• What you will do:
Exact repetition of every entry is required.

--- Start of Dataset ---

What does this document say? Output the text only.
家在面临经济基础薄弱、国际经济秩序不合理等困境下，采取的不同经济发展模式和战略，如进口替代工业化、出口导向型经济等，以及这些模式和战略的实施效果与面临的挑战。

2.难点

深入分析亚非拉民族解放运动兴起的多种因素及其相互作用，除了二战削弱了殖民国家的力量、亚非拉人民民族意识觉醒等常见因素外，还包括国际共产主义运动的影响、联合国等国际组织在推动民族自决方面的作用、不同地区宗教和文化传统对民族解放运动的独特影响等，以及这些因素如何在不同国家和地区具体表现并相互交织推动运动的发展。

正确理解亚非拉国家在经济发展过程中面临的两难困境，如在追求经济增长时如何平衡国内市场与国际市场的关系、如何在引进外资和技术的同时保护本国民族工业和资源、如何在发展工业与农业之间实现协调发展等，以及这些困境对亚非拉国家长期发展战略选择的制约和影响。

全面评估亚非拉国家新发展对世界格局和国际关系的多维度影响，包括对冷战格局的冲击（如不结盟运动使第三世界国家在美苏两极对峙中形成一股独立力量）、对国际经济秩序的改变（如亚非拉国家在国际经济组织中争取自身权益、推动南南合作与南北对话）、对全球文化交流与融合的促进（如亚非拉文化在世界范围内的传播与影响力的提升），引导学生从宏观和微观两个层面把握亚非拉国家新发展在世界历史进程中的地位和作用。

--- End of Dataset ---

• Output for this task:
What does this document say? Output the text only.
家在面临经济基础薄弱、国际经济秩序不合理等困境下，采取的不同经济发展模式和战略，如进口替代工业化、出口导向型经济等，以及这些模式和战略的实施效果与面临的挑战。

2.难点

深入分析亚非拉民族解放运动兴起的多种因素及其相互作用，除了二战削弱了殖民国家的力量、亚非拉人民民族意识觉醒等常见因素外，还包括国际共产主义运动的影响、联合国等国际组织在推动民族自决方面的作用、不同地区宗教和文化传统对民族解放运动的独特影响等，以及这些因素如何在不同国家和地区具体表现并相互交织推动运动的发展。

正确理解亚非拉国家在经济发展过程中面临的两难困境，如在追求经济增长时如何平衡国内市场与国际市场的关系、如何在引进外资和技术的同时保护本国民族工业和资源、如何在发展工业与农业之间实现协调发展等，以及这些困境对亚非拉国家长期发展战略选择的制约和影响。

全面评估亚非拉国家新发展对世界格局和国际关系的多维度影响，包括对冷战格局的冲击（如不结盟运动使第三世界国家在美苏两极对峙中形成一股独立力量）、对国际经济秩序的改变（如亚非拉国家在国际经济组织中争取自身权益、推动南南合作与南北对话）、对全球文化交流与融合的促进（如亚非拉文化在世界范围内的传播与影响力的提升），引导学生从宏观和微观两个层面把握亚非拉国家新发展在世界历史进程中的地位和作用。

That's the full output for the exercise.